··· Dataset rows ···
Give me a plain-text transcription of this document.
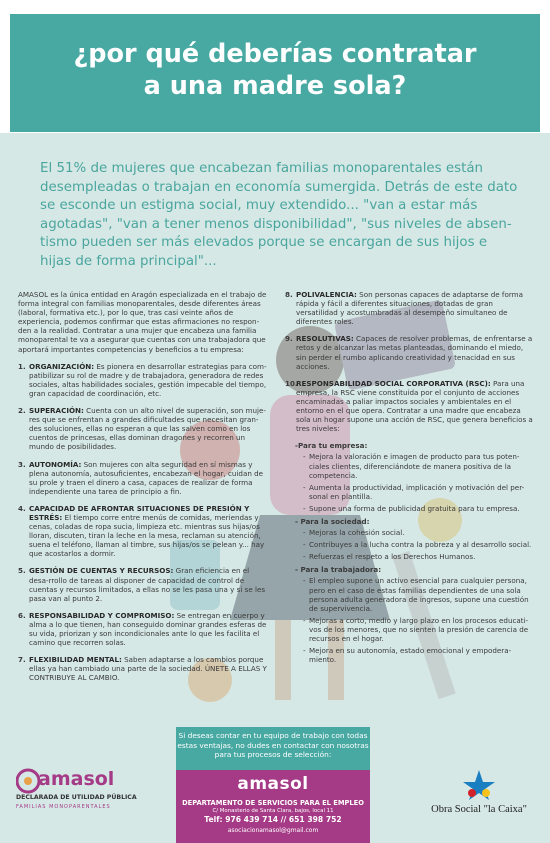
¿por qué deberías contratar
a una madre sola?

El 51% de mujeres que encabezan familias monoparentales están desempleadas o trabajan en economía sumergida. Detrás de este dato se esconde un estigma social, muy extendido... "van a estar más agotadas", "van a tener menos disponibilidad", "sus niveles de absen-tismo pueden ser más elevados porque se encargan de sus hijos e hijas de forma principal"...

AMASOL es la única entidad en Aragón especializada en el trabajo de forma integral con familias monoparentales, desde diferentes áreas (laboral, formativa etc.), por lo que, tras casi veinte años de experiencia, podemos confirmar que estas afirmaciones no respon-den a la realidad. Contratar a una mujer que encabeza una familia monoparental te va a asegurar que cuentas con una trabajadora que aportará importantes competencias y beneficios a tu empresa:

1. ORGANIZACIÓN: Es pionera en desarrollar estrategias para com-patibilizar su rol de madre y de trabajadora, generadora de redes sociales, altas habilidades sociales, gestión impecable del tiempo, gran capacidad de coordinación, etc.
2. SUPERACIÓN: Cuenta con un alto nivel de superación, son muje-res que se enfrentan a grandes dificultades que necesitan gran-des soluciones, ellas no esperan a que las salven como en los cuentos de princesas, ellas dominan dragones y recorren un mundo de posibilidades.
3. AUTONOMÍA: Son mujeres con alta seguridad en sí mismas y plena autonomía, autosuficientes, encabezan el hogar, cuidan de su prole y traen el dinero a casa, capaces de realizar de forma independiente una tarea de principio a fin.
4. CAPACIDAD DE AFRONTAR SITUACIONES DE PRESIÓN Y ESTRÉS: El tiempo corre entre menús de comidas, meriendas y cenas, coladas de ropa sucia, limpieza etc. mientras sus hijas/os lloran, discuten, tiran la leche en la mesa, reclaman su atención, suena el teléfono, llaman al timbre, sus hijas/os se pelean y... hay que acostarlos a dormir.
5. GESTIÓN DE CUENTAS Y RECURSOS: Gran eficiencia en el desa-rrollo de tareas al disponer de capacidad de control de cuentas y recursos limitados, a ellas no se les pasa una y si se les pasa van al punto 2.
6. RESPONSABILIDAD Y COMPROMISO: Se entregan en cuerpo y alma a lo que tienen, han conseguido dominar grandes esferas de su vida, priorizan y son incondicionales ante lo que les facilita el camino que recorren solas.
7. FLEXIBILIDAD MENTAL: Saben adaptarse a los cambios porque ellas ya han cambiado una parte de la sociedad. ÚNETE A ELLAS Y CONTRIBUYE AL CAMBIO.
8. POLIVALENCIA: Son personas capaces de adaptarse de forma rápida y fácil a diferentes situaciones, dotadas de gran versatilidad y acostumbradas al desempeño simultaneo de diferentes roles.
9. RESOLUTIVAS: Capaces de resolver problemas, de enfrentarse a retos y de alcanzar las metas planteadas, dominando el miedo, sin perder el rumbo aplicando creatividad y tenacidad en sus acciones.
10.
RESPONSABILIDAD SOCIAL CORPORATIVA (RSC): Para una empresa, la RSC viene constituida por el conjunto de acciones encaminadas a paliar impactos sociales y ambientales en el entorno en el que opera. Contratar a una madre que encabeza sola un hogar supone una acción de RSC, que genera beneficios a tres niveles:
-Para tu empresa:
- Mejora la valoración e imagen de producto para tus poten-ciales clientes, diferenciándote de manera positiva de la competencia.
- Aumenta la productividad, implicación y motivación del per-sonal en plantilla.
- Supone una forma de publicidad gratuita para tu empresa.
- Para la sociedad:
- Mejoras la cohesión social.
- Contribuyes a la lucha contra la pobreza y al desarrollo social.
- Refuerzas el respeto a los Derechos Humanos.
- Para la trabajadora:
- El empleo supone un activo esencial para cualquier persona, pero en el caso de estas familias dependientes de una sola persona adulta generadora de ingresos, supone una cuestión de supervivencia.
- Mejoras a corto, medio y largo plazo en los procesos educati-vos de los menores, que no sienten la presión de carencia de recursos en el hogar.
- Mejora en su autonomía, estado emocional y empodera-miento.
amasol
DECLARADA DE UTILIDAD PÚBLICA
FAMILIAS MONOPARENTALES
Si deseas contar en tu equipo de trabajo con todas estas ventajas, no dudes en contactar con nosotras para tus procesos de selección:
amasol
DEPARTAMENTO DE SERVICIOS PARA EL EMPLEO
C/ Monasterio de Santa Clara, bajos, local 11
Telf: 976 439 714 // 651 398 752
asociacionamasol@gmail.com
Obra Social "la Caixa"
···
[Task requirements]:
Above are records with pictures; repeat the records exactly and leave the pictures out.

[In response]:
Give me a plain-text transcription of this document.
¿por qué deberías contratar
a una madre sola?

El 51% de mujeres que encabezan familias monoparentales están desempleadas o trabajan en economía sumergida. Detrás de este dato se esconde un estigma social, muy extendido... "van a estar más agotadas", "van a tener menos disponibilidad", "sus niveles de absen-tismo pueden ser más elevados porque se encargan de sus hijos e hijas de forma principal"...

AMASOL es la única entidad en Aragón especializada en el trabajo de forma integral con familias monoparentales, desde diferentes áreas (laboral, formativa etc.), por lo que, tras casi veinte años de experiencia, podemos confirmar que estas afirmaciones no respon-den a la realidad. Contratar a una mujer que encabeza una familia monoparental te va a asegurar que cuentas con una trabajadora que aportará importantes competencias y beneficios a tu empresa:

1. ORGANIZACIÓN: Es pionera en desarrollar estrategias para com-patibilizar su rol de madre y de trabajadora, generadora de redes sociales, altas habilidades sociales, gestión impecable del tiempo, gran capacidad de coordinación, etc.
2. SUPERACIÓN: Cuenta con un alto nivel de superación, son muje-res que se enfrentan a grandes dificultades que necesitan gran-des soluciones, ellas no esperan a que las salven como en los cuentos de princesas, ellas dominan dragones y recorren un mundo de posibilidades.
3. AUTONOMÍA: Son mujeres con alta seguridad en sí mismas y plena autonomía, autosuficientes, encabezan el hogar, cuidan de su prole y traen el dinero a casa, capaces de realizar de forma independiente una tarea de principio a fin.
4. CAPACIDAD DE AFRONTAR SITUACIONES DE PRESIÓN Y ESTRÉS: El tiempo corre entre menús de comidas, meriendas y cenas, coladas de ropa sucia, limpieza etc. mientras sus hijas/os lloran, discuten, tiran la leche en la mesa, reclaman su atención, suena el teléfono, llaman al timbre, sus hijas/os se pelean y... hay que acostarlos a dormir.
5. GESTIÓN DE CUENTAS Y RECURSOS: Gran eficiencia en el desa-rrollo de tareas al disponer de capacidad de control de cuentas y recursos limitados, a ellas no se les pasa una y si se les pasa van al punto 2.
6. RESPONSABILIDAD Y COMPROMISO: Se entregan en cuerpo y alma a lo que tienen, han conseguido dominar grandes esferas de su vida, priorizan y son incondicionales ante lo que les facilita el camino que recorren solas.
7. FLEXIBILIDAD MENTAL: Saben adaptarse a los cambios porque ellas ya han cambiado una parte de la sociedad. ÚNETE A ELLAS Y CONTRIBUYE AL CAMBIO.
8. POLIVALENCIA: Son personas capaces de adaptarse de forma rápida y fácil a diferentes situaciones, dotadas de gran versatilidad y acostumbradas al desempeño simultaneo de diferentes roles.
9. RESOLUTIVAS: Capaces de resolver problemas, de enfrentarse a retos y de alcanzar las metas planteadas, dominando el miedo, sin perder el rumbo aplicando creatividad y tenacidad en sus acciones.
10.
RESPONSABILIDAD SOCIAL CORPORATIVA (RSC): Para una empresa, la RSC viene constituida por el conjunto de acciones encaminadas a paliar impactos sociales y ambientales en el entorno en el que opera. Contratar a una madre que encabeza sola un hogar supone una acción de RSC, que genera beneficios a tres niveles:
-Para tu empresa:
- Mejora la valoración e imagen de producto para tus poten-ciales clientes, diferenciándote de manera positiva de la competencia.
- Aumenta la productividad, implicación y motivación del per-sonal en plantilla.
- Supone una forma de publicidad gratuita para tu empresa.
- Para la sociedad:
- Mejoras la cohesión social.
- Contribuyes a la lucha contra la pobreza y al desarrollo social.
- Refuerzas el respeto a los Derechos Humanos.
- Para la trabajadora:
- El empleo supone un activo esencial para cualquier persona, pero en el caso de estas familias dependientes de una sola persona adulta generadora de ingresos, supone una cuestión de supervivencia.
- Mejoras a corto, medio y largo plazo en los procesos educati-vos de los menores, que no sienten la presión de carencia de recursos en el hogar.
- Mejora en su autonomía, estado emocional y empodera-miento.
amasol
DECLARADA DE UTILIDAD PÚBLICA
FAMILIAS MONOPARENTALES
Si deseas contar en tu equipo de trabajo con todas estas ventajas, no dudes en contactar con nosotras para tus procesos de selección:
amasol
DEPARTAMENTO DE SERVICIOS PARA EL EMPLEO
C/ Monasterio de Santa Clara, bajos, local 11
Telf: 976 439 714 // 651 398 752
asociacionamasol@gmail.com
Obra Social "la Caixa"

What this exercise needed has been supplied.